DO THIS - In the records below, locate the line containing "What does this", then output that line and all later lines exactly, through the last one.

>> start DATA TO USE

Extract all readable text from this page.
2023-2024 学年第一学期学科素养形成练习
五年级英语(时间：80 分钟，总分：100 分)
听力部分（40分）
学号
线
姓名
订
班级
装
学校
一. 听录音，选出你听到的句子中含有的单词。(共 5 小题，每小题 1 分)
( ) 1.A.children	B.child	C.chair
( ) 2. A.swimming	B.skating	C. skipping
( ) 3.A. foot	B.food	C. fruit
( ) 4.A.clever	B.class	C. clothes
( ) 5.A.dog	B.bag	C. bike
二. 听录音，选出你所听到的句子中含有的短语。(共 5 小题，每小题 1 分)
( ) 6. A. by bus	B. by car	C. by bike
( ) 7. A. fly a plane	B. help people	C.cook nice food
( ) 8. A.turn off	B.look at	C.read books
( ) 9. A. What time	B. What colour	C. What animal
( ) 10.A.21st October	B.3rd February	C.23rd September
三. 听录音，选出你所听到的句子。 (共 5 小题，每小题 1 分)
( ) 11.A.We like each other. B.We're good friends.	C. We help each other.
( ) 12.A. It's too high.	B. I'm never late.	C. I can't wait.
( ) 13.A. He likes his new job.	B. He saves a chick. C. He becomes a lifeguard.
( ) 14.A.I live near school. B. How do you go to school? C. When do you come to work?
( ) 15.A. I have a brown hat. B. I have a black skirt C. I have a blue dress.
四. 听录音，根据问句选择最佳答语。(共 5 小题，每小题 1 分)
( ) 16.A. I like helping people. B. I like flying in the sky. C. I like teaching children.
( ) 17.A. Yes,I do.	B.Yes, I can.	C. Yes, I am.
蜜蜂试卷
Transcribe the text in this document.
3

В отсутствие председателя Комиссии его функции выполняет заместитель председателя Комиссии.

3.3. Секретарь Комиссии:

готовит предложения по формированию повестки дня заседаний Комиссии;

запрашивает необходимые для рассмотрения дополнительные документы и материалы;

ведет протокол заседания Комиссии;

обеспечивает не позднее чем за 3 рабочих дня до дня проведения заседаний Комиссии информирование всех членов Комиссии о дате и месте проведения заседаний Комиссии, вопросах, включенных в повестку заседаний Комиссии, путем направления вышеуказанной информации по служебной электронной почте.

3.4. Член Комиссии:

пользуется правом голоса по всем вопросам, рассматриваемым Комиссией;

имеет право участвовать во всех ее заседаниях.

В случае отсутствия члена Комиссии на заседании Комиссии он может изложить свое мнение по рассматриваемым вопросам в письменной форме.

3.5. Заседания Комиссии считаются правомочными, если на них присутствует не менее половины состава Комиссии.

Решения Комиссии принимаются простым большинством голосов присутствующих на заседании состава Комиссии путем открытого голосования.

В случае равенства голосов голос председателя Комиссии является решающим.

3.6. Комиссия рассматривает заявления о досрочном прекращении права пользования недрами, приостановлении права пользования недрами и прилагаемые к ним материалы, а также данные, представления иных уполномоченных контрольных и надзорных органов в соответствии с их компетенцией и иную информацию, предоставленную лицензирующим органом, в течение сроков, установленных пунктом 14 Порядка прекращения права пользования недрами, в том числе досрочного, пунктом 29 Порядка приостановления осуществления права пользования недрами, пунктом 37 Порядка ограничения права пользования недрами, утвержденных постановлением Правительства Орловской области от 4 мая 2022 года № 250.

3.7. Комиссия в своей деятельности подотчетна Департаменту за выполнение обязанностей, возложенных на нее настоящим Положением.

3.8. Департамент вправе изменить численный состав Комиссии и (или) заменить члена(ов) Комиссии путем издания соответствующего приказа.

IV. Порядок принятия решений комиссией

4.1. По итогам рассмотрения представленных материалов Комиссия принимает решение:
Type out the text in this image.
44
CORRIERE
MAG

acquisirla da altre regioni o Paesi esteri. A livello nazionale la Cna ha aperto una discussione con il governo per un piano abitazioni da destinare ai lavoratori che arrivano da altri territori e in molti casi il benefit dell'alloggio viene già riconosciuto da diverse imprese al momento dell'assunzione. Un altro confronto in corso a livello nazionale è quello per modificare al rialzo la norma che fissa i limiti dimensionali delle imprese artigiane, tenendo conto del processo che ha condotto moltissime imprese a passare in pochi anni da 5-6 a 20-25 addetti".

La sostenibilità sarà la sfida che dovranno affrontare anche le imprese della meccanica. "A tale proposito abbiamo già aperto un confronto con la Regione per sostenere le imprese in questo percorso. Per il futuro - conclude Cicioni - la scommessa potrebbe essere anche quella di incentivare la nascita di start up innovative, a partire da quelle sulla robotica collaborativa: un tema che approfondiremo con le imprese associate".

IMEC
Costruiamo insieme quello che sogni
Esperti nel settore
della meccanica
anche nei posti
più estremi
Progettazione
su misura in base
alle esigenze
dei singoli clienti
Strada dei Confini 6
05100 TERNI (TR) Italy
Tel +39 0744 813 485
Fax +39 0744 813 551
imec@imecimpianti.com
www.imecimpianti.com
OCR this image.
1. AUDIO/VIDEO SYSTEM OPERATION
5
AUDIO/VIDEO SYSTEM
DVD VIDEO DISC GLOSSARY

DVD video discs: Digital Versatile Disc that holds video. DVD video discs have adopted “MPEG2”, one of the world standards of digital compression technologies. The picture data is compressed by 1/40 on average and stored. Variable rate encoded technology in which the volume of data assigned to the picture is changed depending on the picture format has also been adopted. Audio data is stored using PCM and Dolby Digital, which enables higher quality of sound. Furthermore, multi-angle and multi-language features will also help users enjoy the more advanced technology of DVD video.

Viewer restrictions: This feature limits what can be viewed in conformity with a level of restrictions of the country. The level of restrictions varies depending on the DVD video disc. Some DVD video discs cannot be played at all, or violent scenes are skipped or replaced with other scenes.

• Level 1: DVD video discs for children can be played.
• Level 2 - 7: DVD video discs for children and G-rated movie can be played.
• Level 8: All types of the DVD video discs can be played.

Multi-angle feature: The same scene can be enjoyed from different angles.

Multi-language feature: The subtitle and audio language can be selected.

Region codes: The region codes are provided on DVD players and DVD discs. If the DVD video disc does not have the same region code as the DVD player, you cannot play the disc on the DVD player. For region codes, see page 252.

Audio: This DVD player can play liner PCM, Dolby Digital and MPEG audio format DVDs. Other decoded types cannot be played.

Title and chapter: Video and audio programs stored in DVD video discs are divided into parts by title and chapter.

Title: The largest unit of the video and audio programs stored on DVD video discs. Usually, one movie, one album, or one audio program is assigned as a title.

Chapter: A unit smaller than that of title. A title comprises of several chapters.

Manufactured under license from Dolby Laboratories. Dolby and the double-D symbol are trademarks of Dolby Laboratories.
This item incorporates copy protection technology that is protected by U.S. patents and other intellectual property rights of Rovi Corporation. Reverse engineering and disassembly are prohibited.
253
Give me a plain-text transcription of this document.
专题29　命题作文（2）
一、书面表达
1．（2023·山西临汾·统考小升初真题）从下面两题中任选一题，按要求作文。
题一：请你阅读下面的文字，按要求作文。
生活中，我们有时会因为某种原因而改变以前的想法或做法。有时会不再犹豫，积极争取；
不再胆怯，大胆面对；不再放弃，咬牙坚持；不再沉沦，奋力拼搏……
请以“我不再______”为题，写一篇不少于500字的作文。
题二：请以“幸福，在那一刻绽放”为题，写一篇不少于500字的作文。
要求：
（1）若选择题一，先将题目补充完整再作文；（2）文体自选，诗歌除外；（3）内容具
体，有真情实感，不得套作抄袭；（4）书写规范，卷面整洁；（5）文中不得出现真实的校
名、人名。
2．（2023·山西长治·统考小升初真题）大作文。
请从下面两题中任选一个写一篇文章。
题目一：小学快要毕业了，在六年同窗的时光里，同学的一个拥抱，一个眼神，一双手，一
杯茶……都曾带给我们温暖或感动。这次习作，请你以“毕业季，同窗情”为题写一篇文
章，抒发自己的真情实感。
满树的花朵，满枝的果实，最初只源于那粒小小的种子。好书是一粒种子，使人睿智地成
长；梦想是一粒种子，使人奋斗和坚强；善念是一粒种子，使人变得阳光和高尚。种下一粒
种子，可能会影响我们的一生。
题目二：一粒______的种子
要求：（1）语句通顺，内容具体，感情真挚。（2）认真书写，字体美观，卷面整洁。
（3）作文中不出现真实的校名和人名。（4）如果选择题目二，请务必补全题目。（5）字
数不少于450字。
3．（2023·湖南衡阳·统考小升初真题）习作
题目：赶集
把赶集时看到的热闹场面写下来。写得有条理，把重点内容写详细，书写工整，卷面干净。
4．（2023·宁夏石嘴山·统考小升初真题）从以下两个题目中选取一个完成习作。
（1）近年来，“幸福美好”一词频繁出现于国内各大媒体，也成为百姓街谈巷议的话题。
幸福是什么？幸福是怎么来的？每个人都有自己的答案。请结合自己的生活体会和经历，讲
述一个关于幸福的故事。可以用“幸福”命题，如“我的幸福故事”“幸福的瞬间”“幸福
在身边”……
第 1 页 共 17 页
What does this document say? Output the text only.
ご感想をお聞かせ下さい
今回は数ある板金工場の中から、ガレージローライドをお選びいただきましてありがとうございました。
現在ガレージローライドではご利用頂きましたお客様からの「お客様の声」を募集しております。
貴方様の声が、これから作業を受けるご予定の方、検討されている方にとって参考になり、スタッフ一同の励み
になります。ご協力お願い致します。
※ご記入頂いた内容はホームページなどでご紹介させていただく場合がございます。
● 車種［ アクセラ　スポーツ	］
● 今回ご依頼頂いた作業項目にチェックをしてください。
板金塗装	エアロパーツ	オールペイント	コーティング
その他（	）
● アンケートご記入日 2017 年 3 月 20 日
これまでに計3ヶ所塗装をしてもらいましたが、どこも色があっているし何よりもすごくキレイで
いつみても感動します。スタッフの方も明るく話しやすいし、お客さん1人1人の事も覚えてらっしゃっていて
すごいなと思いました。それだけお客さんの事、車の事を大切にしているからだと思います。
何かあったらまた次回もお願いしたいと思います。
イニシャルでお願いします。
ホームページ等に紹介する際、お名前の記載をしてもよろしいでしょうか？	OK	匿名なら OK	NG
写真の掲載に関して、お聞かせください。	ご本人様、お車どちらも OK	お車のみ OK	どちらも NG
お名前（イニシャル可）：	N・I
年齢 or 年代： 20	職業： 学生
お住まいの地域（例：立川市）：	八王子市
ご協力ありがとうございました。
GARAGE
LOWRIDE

>> end DATA TO USE

SOLUTION FOR THIS EXERCISE -
What does this document say? Output the text only.
ご感想をお聞かせ下さい
今回は数ある板金工場の中から、ガレージローライドをお選びいただきましてありがとうございました。
現在ガレージローライドではご利用頂きましたお客様からの「お客様の声」を募集しております。
貴方様の声が、これから作業を受けるご予定の方、検討されている方にとって参考になり、スタッフ一同の励み
になります。ご協力お願い致します。
※ご記入頂いた内容はホームページなどでご紹介させていただく場合がございます。
● 車種［ アクセラ　スポーツ	］
● 今回ご依頼頂いた作業項目にチェックをしてください。
板金塗装	エアロパーツ	オールペイント	コーティング
その他（	）
● アンケートご記入日 2017 年 3 月 20 日
これまでに計3ヶ所塗装をしてもらいましたが、どこも色があっているし何よりもすごくキレイで
いつみても感動します。スタッフの方も明るく話しやすいし、お客さん1人1人の事も覚えてらっしゃっていて
すごいなと思いました。それだけお客さんの事、車の事を大切にしているからだと思います。
何かあったらまた次回もお願いしたいと思います。
イニシャルでお願いします。
ホームページ等に紹介する際、お名前の記載をしてもよろしいでしょうか？	OK	匿名なら OK	NG
写真の掲載に関して、お聞かせください。	ご本人様、お車どちらも OK	お車のみ OK	どちらも NG
お名前（イニシャル可）：	N・I
年齢 or 年代： 20	職業： 学生
お住まいの地域（例：立川市）：	八王子市
ご協力ありがとうございました。
GARAGE
LOWRIDE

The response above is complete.